▸ Figure dataset records
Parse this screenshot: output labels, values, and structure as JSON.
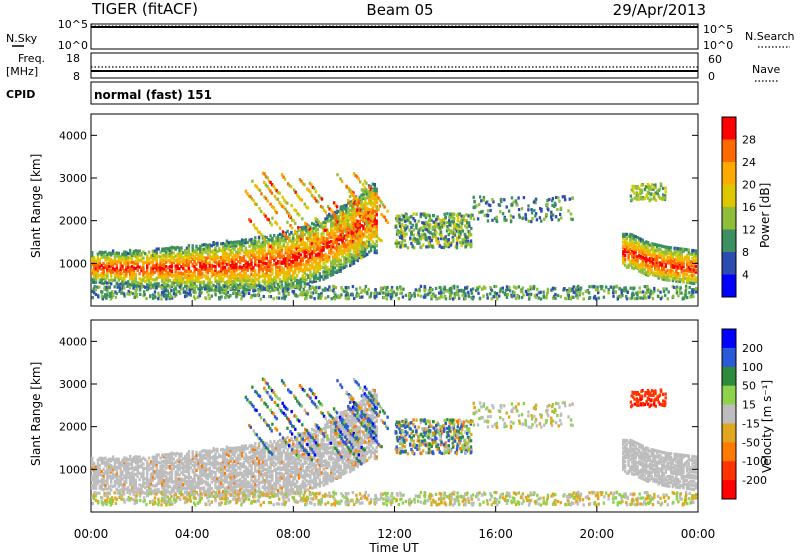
{
  "header": {
    "station": "TIGER (fitACF)",
    "beam": "Beam 05",
    "date": "29/Apr/2013"
  },
  "top_panels": {
    "nsky_label": "N.Sky",
    "nsearch_label": "N.Search",
    "freq_label_1": "Freq.",
    "freq_label_2": "[MHz]",
    "nave_label": "Nave",
    "cpid_label": "CPID",
    "cpid_text": "normal (fast) 151",
    "noise_ticks": [
      "10^5",
      "10^0"
    ],
    "freq_ticks": [
      "18",
      "8"
    ],
    "nave_ticks": [
      "60",
      "0"
    ]
  },
  "power_colorbar": {
    "label": "Power [dB]",
    "ticks": [
      "28",
      "24",
      "20",
      "16",
      "12",
      "8",
      "4"
    ],
    "colors": [
      "#ff0000",
      "#ff6a00",
      "#ffaa00",
      "#ddc800",
      "#8fbe3a",
      "#3b8f60",
      "#2d4cb0",
      "#0000ff"
    ]
  },
  "velocity_colorbar": {
    "label": "Velocity [m s⁻¹]",
    "ticks": [
      "200",
      "100",
      "50",
      "15",
      "-15",
      "-50",
      "-100",
      "-200"
    ],
    "colors": [
      "#0000ff",
      "#2b5ad8",
      "#2e8b3e",
      "#8ed14b",
      "#bdbdbd",
      "#e1a620",
      "#ff7a00",
      "#ff3300",
      "#ff0000"
    ]
  },
  "chart_data": [
    {
      "type": "heatmap",
      "panel": "power",
      "ylabel": "Slant Range [km]",
      "yticks": [
        "4000",
        "3000",
        "2000",
        "1000"
      ],
      "ylim": [
        0,
        4500
      ],
      "xlim": [
        0,
        24
      ],
      "bands": [
        {
          "x": [
            0,
            1,
            2,
            3,
            4,
            5,
            6,
            7,
            8,
            9,
            10,
            11
          ],
          "y": [
            950,
            930,
            920,
            930,
            950,
            970,
            1000,
            1050,
            1150,
            1350,
            1650,
            2100
          ],
          "value": "28"
        },
        {
          "x": [
            21.3,
            22,
            22.7,
            23.4,
            24
          ],
          "y": [
            1300,
            1100,
            1000,
            950,
            900
          ],
          "value": "28"
        },
        {
          "x": [
            13,
            13.7,
            14.4
          ],
          "y": [
            1800,
            1600,
            1700
          ],
          "value": "12"
        }
      ],
      "echo_regions": [
        {
          "name": "main band",
          "x_range": [
            0,
            11
          ],
          "range_km": [
            700,
            1900
          ],
          "power_db": [
            4,
            28
          ]
        },
        {
          "name": "high range streaks",
          "x_range": [
            6,
            11.5
          ],
          "range_km": [
            1800,
            3500
          ],
          "power_db": [
            8,
            28
          ]
        },
        {
          "name": "evening band",
          "x_range": [
            21,
            24
          ],
          "range_km": [
            700,
            1700
          ],
          "power_db": [
            4,
            28
          ]
        },
        {
          "name": "ground scatter near range",
          "x_range": [
            0,
            24
          ],
          "range_km": [
            200,
            500
          ],
          "power_db": [
            4,
            12
          ]
        }
      ]
    },
    {
      "type": "heatmap",
      "panel": "velocity",
      "ylabel": "Slant Range [km]",
      "yticks": [
        "4000",
        "3000",
        "2000",
        "1000"
      ],
      "xlabel": "Time UT",
      "xticks": [
        "00:00",
        "04:00",
        "08:00",
        "12:00",
        "16:00",
        "20:00",
        "00:00"
      ],
      "ylim": [
        0,
        4500
      ],
      "xlim": [
        0,
        24
      ],
      "echo_regions": [
        {
          "name": "ground scatter band",
          "x_range": [
            0,
            11
          ],
          "range_km": [
            700,
            1900
          ],
          "velocity_ms": [
            -15,
            15
          ]
        },
        {
          "name": "high range flows",
          "x_range": [
            7,
            11.8
          ],
          "range_km": [
            1800,
            3500
          ],
          "velocity_ms": [
            50,
            200
          ]
        },
        {
          "name": "evening ground scatter",
          "x_range": [
            21,
            24
          ],
          "range_km": [
            700,
            1700
          ],
          "velocity_ms": [
            -15,
            15
          ]
        },
        {
          "name": "evening receding echoes",
          "x_range": [
            21.3,
            22.7
          ],
          "range_km": [
            2500,
            2900
          ],
          "velocity_ms": [
            -200,
            -100
          ]
        }
      ]
    }
  ]
}
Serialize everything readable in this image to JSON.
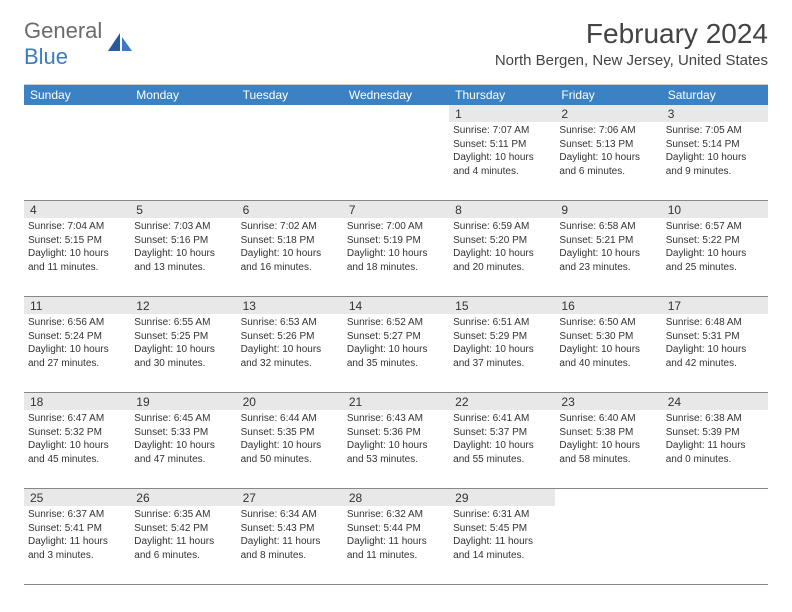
{
  "logo": {
    "text1": "General",
    "text2": "Blue"
  },
  "title": "February 2024",
  "location": "North Bergen, New Jersey, United States",
  "colors": {
    "header_bg": "#3b82c4",
    "header_text": "#ffffff",
    "daynum_bg": "#e8e8e8",
    "border": "#888888",
    "logo_gray": "#6b6b6b",
    "logo_blue": "#3b7bbf"
  },
  "day_headers": [
    "Sunday",
    "Monday",
    "Tuesday",
    "Wednesday",
    "Thursday",
    "Friday",
    "Saturday"
  ],
  "weeks": [
    [
      {
        "n": "",
        "sunrise": "",
        "sunset": "",
        "daylight": ""
      },
      {
        "n": "",
        "sunrise": "",
        "sunset": "",
        "daylight": ""
      },
      {
        "n": "",
        "sunrise": "",
        "sunset": "",
        "daylight": ""
      },
      {
        "n": "",
        "sunrise": "",
        "sunset": "",
        "daylight": ""
      },
      {
        "n": "1",
        "sunrise": "Sunrise: 7:07 AM",
        "sunset": "Sunset: 5:11 PM",
        "daylight": "Daylight: 10 hours and 4 minutes."
      },
      {
        "n": "2",
        "sunrise": "Sunrise: 7:06 AM",
        "sunset": "Sunset: 5:13 PM",
        "daylight": "Daylight: 10 hours and 6 minutes."
      },
      {
        "n": "3",
        "sunrise": "Sunrise: 7:05 AM",
        "sunset": "Sunset: 5:14 PM",
        "daylight": "Daylight: 10 hours and 9 minutes."
      }
    ],
    [
      {
        "n": "4",
        "sunrise": "Sunrise: 7:04 AM",
        "sunset": "Sunset: 5:15 PM",
        "daylight": "Daylight: 10 hours and 11 minutes."
      },
      {
        "n": "5",
        "sunrise": "Sunrise: 7:03 AM",
        "sunset": "Sunset: 5:16 PM",
        "daylight": "Daylight: 10 hours and 13 minutes."
      },
      {
        "n": "6",
        "sunrise": "Sunrise: 7:02 AM",
        "sunset": "Sunset: 5:18 PM",
        "daylight": "Daylight: 10 hours and 16 minutes."
      },
      {
        "n": "7",
        "sunrise": "Sunrise: 7:00 AM",
        "sunset": "Sunset: 5:19 PM",
        "daylight": "Daylight: 10 hours and 18 minutes."
      },
      {
        "n": "8",
        "sunrise": "Sunrise: 6:59 AM",
        "sunset": "Sunset: 5:20 PM",
        "daylight": "Daylight: 10 hours and 20 minutes."
      },
      {
        "n": "9",
        "sunrise": "Sunrise: 6:58 AM",
        "sunset": "Sunset: 5:21 PM",
        "daylight": "Daylight: 10 hours and 23 minutes."
      },
      {
        "n": "10",
        "sunrise": "Sunrise: 6:57 AM",
        "sunset": "Sunset: 5:22 PM",
        "daylight": "Daylight: 10 hours and 25 minutes."
      }
    ],
    [
      {
        "n": "11",
        "sunrise": "Sunrise: 6:56 AM",
        "sunset": "Sunset: 5:24 PM",
        "daylight": "Daylight: 10 hours and 27 minutes."
      },
      {
        "n": "12",
        "sunrise": "Sunrise: 6:55 AM",
        "sunset": "Sunset: 5:25 PM",
        "daylight": "Daylight: 10 hours and 30 minutes."
      },
      {
        "n": "13",
        "sunrise": "Sunrise: 6:53 AM",
        "sunset": "Sunset: 5:26 PM",
        "daylight": "Daylight: 10 hours and 32 minutes."
      },
      {
        "n": "14",
        "sunrise": "Sunrise: 6:52 AM",
        "sunset": "Sunset: 5:27 PM",
        "daylight": "Daylight: 10 hours and 35 minutes."
      },
      {
        "n": "15",
        "sunrise": "Sunrise: 6:51 AM",
        "sunset": "Sunset: 5:29 PM",
        "daylight": "Daylight: 10 hours and 37 minutes."
      },
      {
        "n": "16",
        "sunrise": "Sunrise: 6:50 AM",
        "sunset": "Sunset: 5:30 PM",
        "daylight": "Daylight: 10 hours and 40 minutes."
      },
      {
        "n": "17",
        "sunrise": "Sunrise: 6:48 AM",
        "sunset": "Sunset: 5:31 PM",
        "daylight": "Daylight: 10 hours and 42 minutes."
      }
    ],
    [
      {
        "n": "18",
        "sunrise": "Sunrise: 6:47 AM",
        "sunset": "Sunset: 5:32 PM",
        "daylight": "Daylight: 10 hours and 45 minutes."
      },
      {
        "n": "19",
        "sunrise": "Sunrise: 6:45 AM",
        "sunset": "Sunset: 5:33 PM",
        "daylight": "Daylight: 10 hours and 47 minutes."
      },
      {
        "n": "20",
        "sunrise": "Sunrise: 6:44 AM",
        "sunset": "Sunset: 5:35 PM",
        "daylight": "Daylight: 10 hours and 50 minutes."
      },
      {
        "n": "21",
        "sunrise": "Sunrise: 6:43 AM",
        "sunset": "Sunset: 5:36 PM",
        "daylight": "Daylight: 10 hours and 53 minutes."
      },
      {
        "n": "22",
        "sunrise": "Sunrise: 6:41 AM",
        "sunset": "Sunset: 5:37 PM",
        "daylight": "Daylight: 10 hours and 55 minutes."
      },
      {
        "n": "23",
        "sunrise": "Sunrise: 6:40 AM",
        "sunset": "Sunset: 5:38 PM",
        "daylight": "Daylight: 10 hours and 58 minutes."
      },
      {
        "n": "24",
        "sunrise": "Sunrise: 6:38 AM",
        "sunset": "Sunset: 5:39 PM",
        "daylight": "Daylight: 11 hours and 0 minutes."
      }
    ],
    [
      {
        "n": "25",
        "sunrise": "Sunrise: 6:37 AM",
        "sunset": "Sunset: 5:41 PM",
        "daylight": "Daylight: 11 hours and 3 minutes."
      },
      {
        "n": "26",
        "sunrise": "Sunrise: 6:35 AM",
        "sunset": "Sunset: 5:42 PM",
        "daylight": "Daylight: 11 hours and 6 minutes."
      },
      {
        "n": "27",
        "sunrise": "Sunrise: 6:34 AM",
        "sunset": "Sunset: 5:43 PM",
        "daylight": "Daylight: 11 hours and 8 minutes."
      },
      {
        "n": "28",
        "sunrise": "Sunrise: 6:32 AM",
        "sunset": "Sunset: 5:44 PM",
        "daylight": "Daylight: 11 hours and 11 minutes."
      },
      {
        "n": "29",
        "sunrise": "Sunrise: 6:31 AM",
        "sunset": "Sunset: 5:45 PM",
        "daylight": "Daylight: 11 hours and 14 minutes."
      },
      {
        "n": "",
        "sunrise": "",
        "sunset": "",
        "daylight": ""
      },
      {
        "n": "",
        "sunrise": "",
        "sunset": "",
        "daylight": ""
      }
    ]
  ]
}
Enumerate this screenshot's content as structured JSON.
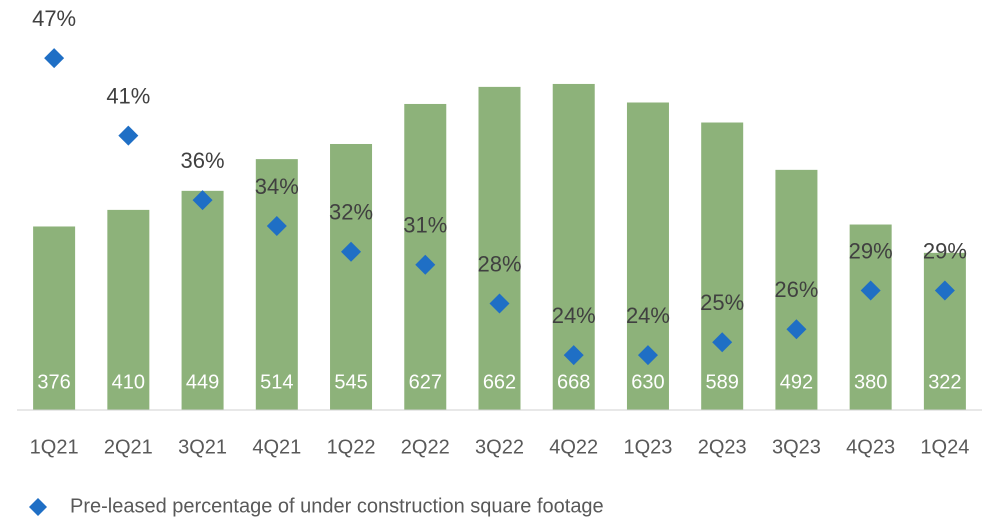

▸ Written exercise
Read the entries above, then pull out the lines that include "ground".

▸ Completed task
          "name": "ground scatter near range",
          "name": "ground scatter band",
          "name": "evening ground scatter",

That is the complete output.